■ **Task prompt**:
What follows is a set of records; repeat all of them exactly.
——————
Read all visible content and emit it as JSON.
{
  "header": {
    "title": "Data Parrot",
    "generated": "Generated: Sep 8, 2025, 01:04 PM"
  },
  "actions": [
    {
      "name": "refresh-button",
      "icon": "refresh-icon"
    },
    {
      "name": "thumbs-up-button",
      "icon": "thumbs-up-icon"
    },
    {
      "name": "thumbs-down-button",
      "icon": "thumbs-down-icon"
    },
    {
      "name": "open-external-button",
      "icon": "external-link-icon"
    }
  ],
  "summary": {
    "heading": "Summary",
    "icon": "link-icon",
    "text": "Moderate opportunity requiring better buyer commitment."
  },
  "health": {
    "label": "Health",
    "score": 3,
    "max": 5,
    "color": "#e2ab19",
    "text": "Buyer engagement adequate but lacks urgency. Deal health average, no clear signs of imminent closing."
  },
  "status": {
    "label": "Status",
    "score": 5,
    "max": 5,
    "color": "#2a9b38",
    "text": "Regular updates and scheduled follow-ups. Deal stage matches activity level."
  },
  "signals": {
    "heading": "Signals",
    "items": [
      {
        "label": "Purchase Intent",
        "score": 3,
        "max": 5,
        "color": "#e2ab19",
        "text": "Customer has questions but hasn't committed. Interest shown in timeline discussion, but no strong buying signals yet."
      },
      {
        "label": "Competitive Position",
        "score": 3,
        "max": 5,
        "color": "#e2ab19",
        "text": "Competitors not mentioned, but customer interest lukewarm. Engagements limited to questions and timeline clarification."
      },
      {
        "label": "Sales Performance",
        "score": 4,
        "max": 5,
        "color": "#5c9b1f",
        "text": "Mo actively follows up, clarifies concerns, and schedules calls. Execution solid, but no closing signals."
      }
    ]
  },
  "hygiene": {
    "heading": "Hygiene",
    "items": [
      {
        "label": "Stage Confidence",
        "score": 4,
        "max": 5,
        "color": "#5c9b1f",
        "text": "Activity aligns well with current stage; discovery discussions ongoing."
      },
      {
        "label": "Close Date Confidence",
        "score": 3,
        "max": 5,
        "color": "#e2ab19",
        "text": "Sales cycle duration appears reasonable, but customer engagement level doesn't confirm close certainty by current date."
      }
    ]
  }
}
——————
■ **Response to this exercise**:
Read all visible content and emit it as JSON.
{
  "header": {
    "title": "Data Parrot",
    "generated": "Generated: Sep 8, 2025, 01:04 PM"
  },
  "actions": [
    {
      "name": "refresh-button",
      "icon": "refresh-icon"
    },
    {
      "name": "thumbs-up-button",
      "icon": "thumbs-up-icon"
    },
    {
      "name": "thumbs-down-button",
      "icon": "thumbs-down-icon"
    },
    {
      "name": "open-external-button",
      "icon": "external-link-icon"
    }
  ],
  "summary": {
    "heading": "Summary",
    "icon": "link-icon",
    "text": "Moderate opportunity requiring better buyer commitment."
  },
  "health": {
    "label": "Health",
    "score": 3,
    "max": 5,
    "color": "#e2ab19",
    "text": "Buyer engagement adequate but lacks urgency. Deal health average, no clear signs of imminent closing."
  },
  "status": {
    "label": "Status",
    "score": 5,
    "max": 5,
    "color": "#2a9b38",
    "text": "Regular updates and scheduled follow-ups. Deal stage matches activity level."
  },
  "signals": {
    "heading": "Signals",
    "items": [
      {
        "label": "Purchase Intent",
        "score": 3,
        "max": 5,
        "color": "#e2ab19",
        "text": "Customer has questions but hasn't committed. Interest shown in timeline discussion, but no strong buying signals yet."
      },
      {
        "label": "Competitive Position",
        "score": 3,
        "max": 5,
        "color": "#e2ab19",
        "text": "Competitors not mentioned, but customer interest lukewarm. Engagements limited to questions and timeline clarification."
      },
      {
        "label": "Sales Performance",
        "score": 4,
        "max": 5,
        "color": "#5c9b1f",
        "text": "Mo actively follows up, clarifies concerns, and schedules calls. Execution solid, but no closing signals."
      }
    ]
  },
  "hygiene": {
    "heading": "Hygiene",
    "items": [
      {
        "label": "Stage Confidence",
        "score": 4,
        "max": 5,
        "color": "#5c9b1f",
        "text": "Activity aligns well with current stage; discovery discussions ongoing."
      },
      {
        "label": "Close Date Confidence",
        "score": 3,
        "max": 5,
        "color": "#e2ab19",
        "text": "Sales cycle duration appears reasonable, but customer engagement level doesn't confirm close certainty by current date."
      }
    ]
  }
}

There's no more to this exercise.